GIVEN REQUEST: Collect every line in the records that contains the string "title". Case counts.

SOURCE MATERIAL:
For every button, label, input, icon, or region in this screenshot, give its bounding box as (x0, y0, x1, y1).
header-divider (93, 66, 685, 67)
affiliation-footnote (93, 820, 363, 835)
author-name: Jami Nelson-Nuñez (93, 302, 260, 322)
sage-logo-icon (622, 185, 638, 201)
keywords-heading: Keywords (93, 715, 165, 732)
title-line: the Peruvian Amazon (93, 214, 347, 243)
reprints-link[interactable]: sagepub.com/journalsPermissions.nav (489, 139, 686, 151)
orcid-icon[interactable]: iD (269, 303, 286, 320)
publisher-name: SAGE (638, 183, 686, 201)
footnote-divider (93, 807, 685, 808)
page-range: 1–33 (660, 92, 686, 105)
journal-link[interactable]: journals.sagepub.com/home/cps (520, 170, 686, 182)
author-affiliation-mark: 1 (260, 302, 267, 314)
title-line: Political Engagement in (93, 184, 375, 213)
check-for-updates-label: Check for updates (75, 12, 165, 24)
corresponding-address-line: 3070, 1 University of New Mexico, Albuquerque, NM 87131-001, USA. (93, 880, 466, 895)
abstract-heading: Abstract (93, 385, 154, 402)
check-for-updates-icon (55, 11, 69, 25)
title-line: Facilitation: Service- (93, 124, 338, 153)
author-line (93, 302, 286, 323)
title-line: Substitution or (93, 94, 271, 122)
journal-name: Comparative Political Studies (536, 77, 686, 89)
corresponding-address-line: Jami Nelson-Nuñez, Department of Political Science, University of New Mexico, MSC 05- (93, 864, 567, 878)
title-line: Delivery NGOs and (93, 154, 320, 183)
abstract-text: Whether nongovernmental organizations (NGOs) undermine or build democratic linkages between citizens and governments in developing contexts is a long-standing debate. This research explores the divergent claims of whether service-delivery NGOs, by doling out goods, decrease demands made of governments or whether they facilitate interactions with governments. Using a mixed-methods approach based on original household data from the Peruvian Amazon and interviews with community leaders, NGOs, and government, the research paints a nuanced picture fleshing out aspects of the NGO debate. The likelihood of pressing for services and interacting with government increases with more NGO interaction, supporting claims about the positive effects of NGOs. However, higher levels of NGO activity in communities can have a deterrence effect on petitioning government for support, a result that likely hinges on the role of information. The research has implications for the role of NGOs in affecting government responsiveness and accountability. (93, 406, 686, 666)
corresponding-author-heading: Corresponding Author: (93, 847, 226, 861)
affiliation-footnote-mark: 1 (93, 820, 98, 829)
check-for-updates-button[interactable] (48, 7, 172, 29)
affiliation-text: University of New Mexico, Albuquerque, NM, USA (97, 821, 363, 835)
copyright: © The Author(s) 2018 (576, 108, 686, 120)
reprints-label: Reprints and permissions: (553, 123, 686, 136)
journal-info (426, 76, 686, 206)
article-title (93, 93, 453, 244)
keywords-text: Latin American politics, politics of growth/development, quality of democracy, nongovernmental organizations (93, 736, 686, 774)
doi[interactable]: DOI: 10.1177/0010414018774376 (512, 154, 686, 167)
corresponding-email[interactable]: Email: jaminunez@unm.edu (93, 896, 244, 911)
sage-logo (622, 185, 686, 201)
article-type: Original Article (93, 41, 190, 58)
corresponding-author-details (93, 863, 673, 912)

RESULT FOR THIS TASK:
title-line: the Peruvian Amazon (93, 214, 347, 243)
title-line: Political Engagement in (93, 184, 375, 213)
title-line: Facilitation: Service- (93, 124, 338, 153)
title-line: Substitution or (93, 94, 271, 122)
title-line: Delivery NGOs and (93, 154, 320, 183)
article-title (93, 93, 453, 244)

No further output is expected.